### Supplied data
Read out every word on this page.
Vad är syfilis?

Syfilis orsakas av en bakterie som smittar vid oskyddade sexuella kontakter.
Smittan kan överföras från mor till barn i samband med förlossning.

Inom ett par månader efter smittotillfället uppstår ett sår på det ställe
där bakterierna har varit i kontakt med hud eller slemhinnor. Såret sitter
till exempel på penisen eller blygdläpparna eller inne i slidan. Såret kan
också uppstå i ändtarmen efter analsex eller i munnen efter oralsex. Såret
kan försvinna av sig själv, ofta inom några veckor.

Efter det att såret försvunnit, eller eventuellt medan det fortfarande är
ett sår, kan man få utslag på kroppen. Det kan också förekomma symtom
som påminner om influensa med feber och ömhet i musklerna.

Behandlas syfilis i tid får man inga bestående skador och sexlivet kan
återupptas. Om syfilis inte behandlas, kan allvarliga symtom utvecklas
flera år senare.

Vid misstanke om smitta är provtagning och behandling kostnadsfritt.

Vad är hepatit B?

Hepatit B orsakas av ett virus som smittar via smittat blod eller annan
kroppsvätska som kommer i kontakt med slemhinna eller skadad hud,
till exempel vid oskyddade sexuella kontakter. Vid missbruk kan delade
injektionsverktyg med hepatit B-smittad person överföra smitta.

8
...
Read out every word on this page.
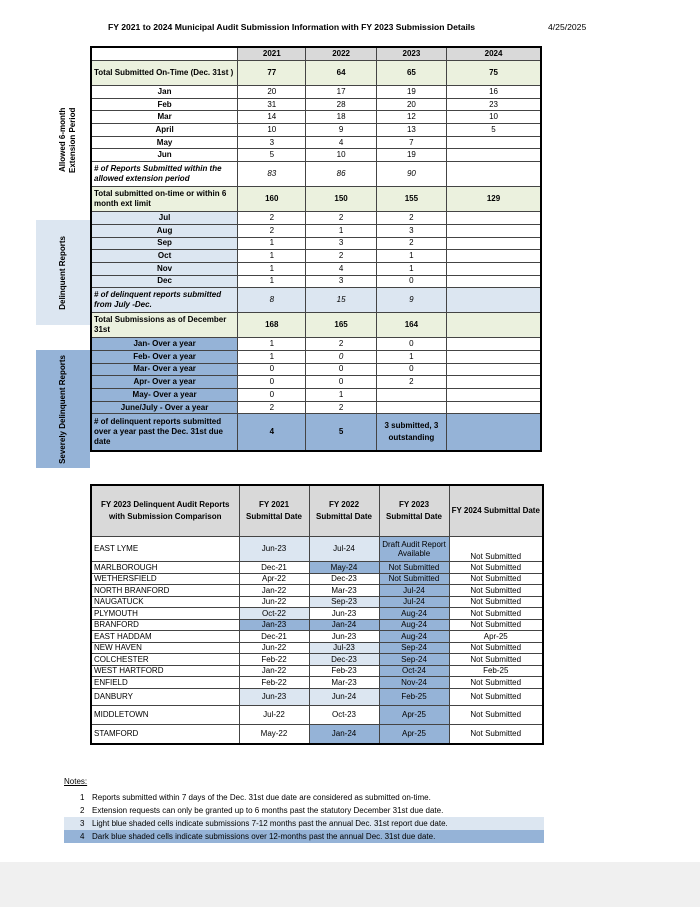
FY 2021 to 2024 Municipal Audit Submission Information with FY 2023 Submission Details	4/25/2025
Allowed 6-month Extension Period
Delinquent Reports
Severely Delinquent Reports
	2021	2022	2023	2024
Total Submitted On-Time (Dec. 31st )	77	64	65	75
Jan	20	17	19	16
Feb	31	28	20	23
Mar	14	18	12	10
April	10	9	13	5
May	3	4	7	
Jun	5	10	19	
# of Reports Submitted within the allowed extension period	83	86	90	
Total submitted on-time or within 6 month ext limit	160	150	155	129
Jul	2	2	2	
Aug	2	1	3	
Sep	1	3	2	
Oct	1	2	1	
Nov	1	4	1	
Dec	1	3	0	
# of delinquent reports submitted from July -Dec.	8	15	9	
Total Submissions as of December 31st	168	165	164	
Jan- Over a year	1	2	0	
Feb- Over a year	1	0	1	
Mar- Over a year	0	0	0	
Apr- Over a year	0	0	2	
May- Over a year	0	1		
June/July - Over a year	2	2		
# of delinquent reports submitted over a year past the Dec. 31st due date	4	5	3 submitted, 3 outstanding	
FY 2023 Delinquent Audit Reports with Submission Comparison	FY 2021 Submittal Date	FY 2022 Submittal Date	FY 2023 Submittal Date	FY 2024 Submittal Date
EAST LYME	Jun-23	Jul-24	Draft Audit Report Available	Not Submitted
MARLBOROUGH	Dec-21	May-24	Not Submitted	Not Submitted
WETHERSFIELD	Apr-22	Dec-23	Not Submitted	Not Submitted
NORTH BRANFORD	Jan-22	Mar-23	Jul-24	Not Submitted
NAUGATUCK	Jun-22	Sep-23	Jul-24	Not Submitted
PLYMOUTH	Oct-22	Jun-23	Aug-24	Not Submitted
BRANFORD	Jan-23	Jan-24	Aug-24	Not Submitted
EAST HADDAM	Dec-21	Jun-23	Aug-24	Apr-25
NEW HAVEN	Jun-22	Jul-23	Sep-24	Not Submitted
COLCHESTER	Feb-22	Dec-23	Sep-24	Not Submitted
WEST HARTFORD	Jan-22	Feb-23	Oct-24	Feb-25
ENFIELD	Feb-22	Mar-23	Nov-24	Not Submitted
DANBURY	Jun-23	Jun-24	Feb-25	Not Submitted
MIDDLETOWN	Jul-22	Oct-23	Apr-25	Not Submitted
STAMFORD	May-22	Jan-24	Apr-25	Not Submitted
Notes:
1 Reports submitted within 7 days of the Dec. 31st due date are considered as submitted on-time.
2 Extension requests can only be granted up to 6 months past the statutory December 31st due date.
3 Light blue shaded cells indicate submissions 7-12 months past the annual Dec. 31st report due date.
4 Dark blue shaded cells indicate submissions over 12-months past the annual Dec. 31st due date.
--
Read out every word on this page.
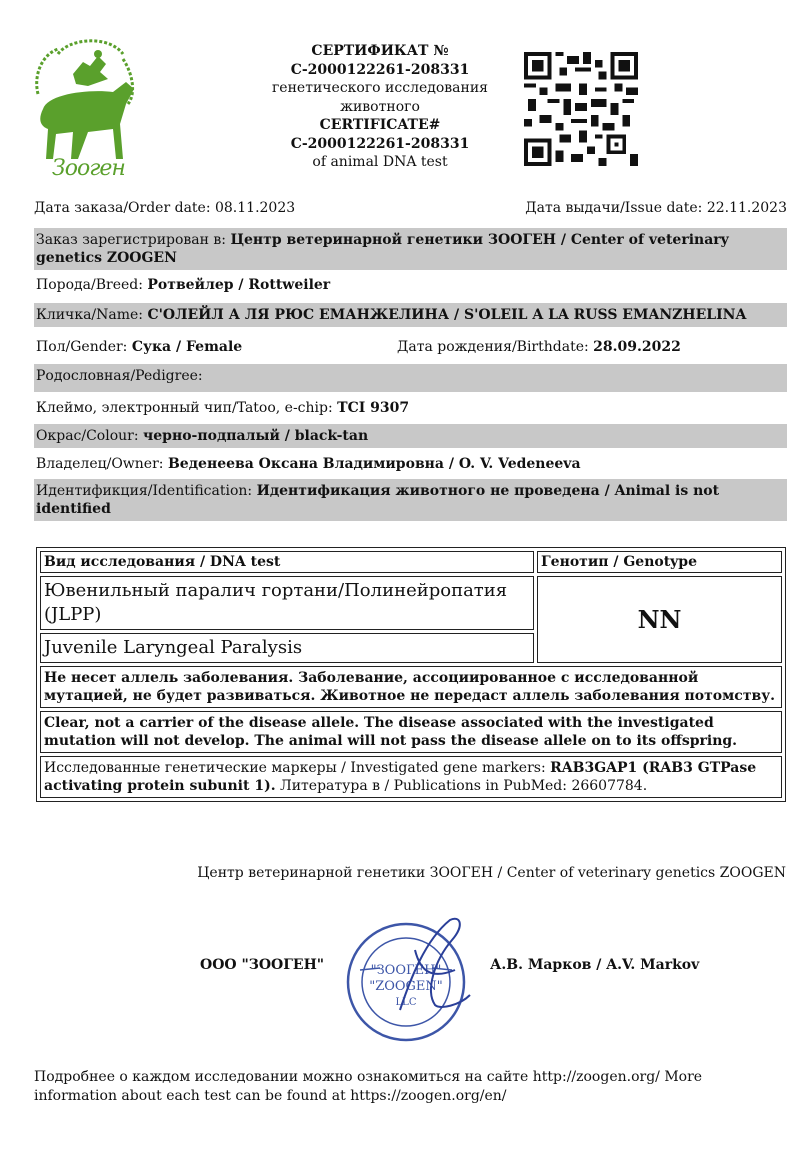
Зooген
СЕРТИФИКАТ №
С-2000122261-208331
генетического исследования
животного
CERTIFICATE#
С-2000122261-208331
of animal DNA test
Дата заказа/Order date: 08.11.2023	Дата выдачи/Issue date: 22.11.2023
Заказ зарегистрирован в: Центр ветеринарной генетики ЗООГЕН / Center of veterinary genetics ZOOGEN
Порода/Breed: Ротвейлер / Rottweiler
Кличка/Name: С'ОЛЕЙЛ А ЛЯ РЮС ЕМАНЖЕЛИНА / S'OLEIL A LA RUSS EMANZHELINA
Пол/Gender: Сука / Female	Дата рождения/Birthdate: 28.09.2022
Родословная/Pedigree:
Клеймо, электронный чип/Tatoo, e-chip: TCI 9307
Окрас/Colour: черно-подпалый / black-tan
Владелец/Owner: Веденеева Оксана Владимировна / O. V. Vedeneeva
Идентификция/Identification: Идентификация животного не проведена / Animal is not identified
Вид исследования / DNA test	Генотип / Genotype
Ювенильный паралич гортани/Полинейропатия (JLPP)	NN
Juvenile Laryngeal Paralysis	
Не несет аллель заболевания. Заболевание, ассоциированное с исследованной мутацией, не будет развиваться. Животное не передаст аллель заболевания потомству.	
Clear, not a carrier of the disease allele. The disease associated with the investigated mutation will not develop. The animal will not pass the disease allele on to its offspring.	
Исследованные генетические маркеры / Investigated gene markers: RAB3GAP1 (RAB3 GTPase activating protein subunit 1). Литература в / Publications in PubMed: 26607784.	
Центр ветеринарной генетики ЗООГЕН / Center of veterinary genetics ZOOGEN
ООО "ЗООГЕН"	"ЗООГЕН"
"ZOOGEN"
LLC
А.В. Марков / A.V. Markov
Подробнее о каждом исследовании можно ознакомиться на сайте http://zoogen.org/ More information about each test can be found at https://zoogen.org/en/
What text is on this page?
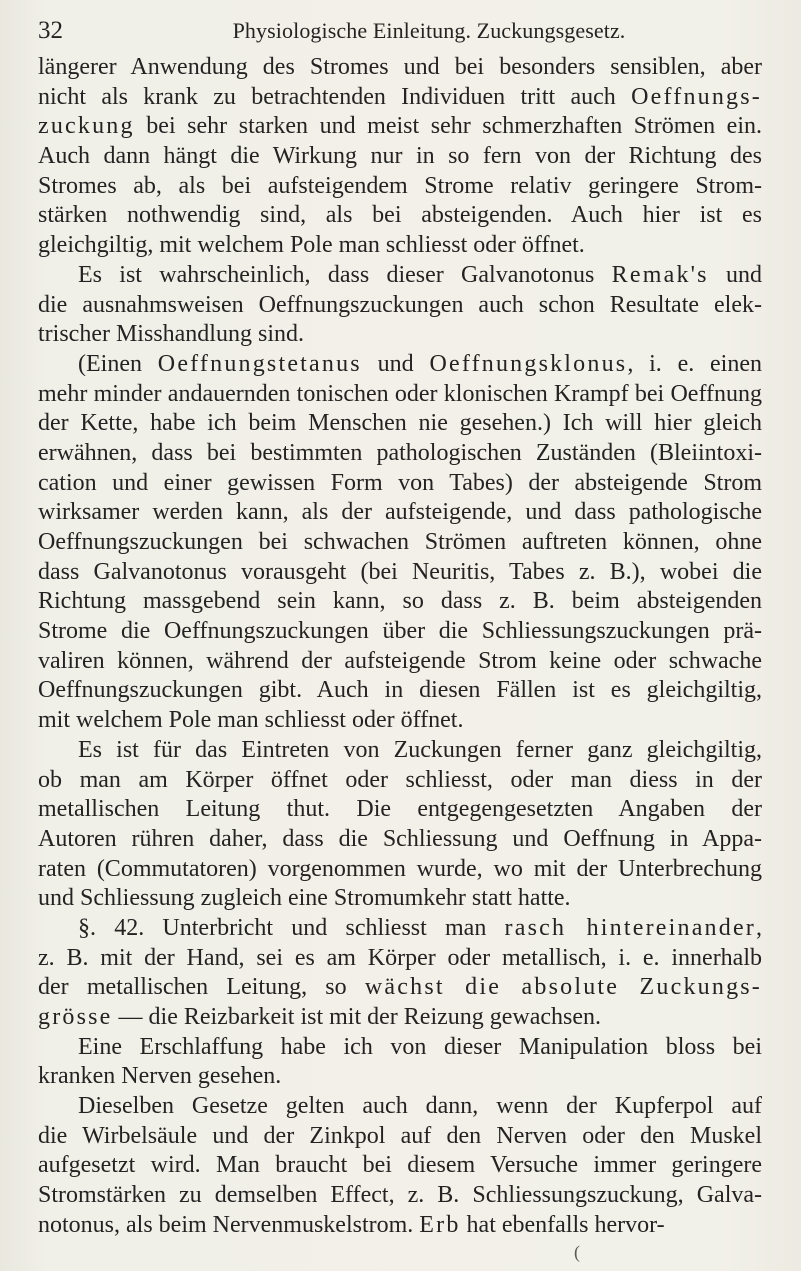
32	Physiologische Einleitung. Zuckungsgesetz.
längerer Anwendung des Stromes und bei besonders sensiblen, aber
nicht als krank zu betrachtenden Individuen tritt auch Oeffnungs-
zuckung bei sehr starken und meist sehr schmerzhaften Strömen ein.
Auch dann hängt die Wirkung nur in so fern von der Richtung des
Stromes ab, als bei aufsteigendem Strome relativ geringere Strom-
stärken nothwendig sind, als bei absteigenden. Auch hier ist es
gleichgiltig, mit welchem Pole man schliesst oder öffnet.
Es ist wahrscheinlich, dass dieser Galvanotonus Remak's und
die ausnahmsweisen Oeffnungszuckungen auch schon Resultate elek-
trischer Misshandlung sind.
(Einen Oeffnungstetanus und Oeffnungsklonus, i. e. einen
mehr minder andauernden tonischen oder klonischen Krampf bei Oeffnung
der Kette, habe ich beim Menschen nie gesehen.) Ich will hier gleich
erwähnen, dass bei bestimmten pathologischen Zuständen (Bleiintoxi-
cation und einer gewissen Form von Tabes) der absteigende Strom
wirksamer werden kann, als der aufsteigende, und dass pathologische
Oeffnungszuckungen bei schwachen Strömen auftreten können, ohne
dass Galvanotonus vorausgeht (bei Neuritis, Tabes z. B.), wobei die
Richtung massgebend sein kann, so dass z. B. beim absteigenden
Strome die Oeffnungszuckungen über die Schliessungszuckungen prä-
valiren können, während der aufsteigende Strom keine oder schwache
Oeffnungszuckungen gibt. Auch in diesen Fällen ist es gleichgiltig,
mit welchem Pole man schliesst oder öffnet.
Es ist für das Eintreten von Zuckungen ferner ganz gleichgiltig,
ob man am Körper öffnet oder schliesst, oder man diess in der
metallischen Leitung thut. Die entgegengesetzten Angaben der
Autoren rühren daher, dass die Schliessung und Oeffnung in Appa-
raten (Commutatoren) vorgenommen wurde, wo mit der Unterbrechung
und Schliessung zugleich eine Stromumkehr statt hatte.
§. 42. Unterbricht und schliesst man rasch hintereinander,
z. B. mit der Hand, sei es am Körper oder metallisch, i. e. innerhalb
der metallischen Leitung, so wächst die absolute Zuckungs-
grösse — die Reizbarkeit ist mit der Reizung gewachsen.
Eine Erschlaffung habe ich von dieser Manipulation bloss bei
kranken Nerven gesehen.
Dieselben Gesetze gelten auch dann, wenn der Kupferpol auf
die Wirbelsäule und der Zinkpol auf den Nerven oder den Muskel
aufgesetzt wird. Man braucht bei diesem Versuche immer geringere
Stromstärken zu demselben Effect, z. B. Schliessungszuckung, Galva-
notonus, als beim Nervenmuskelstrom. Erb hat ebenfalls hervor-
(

### Task description
Wherever "dann" appears in a line of the entries, copy that line.

### Result of the exercise
Auch dann hängt die Wirkung nur in so fern von der Richtung des
Dieselben Gesetze gelten auch dann, wenn der Kupferpol auf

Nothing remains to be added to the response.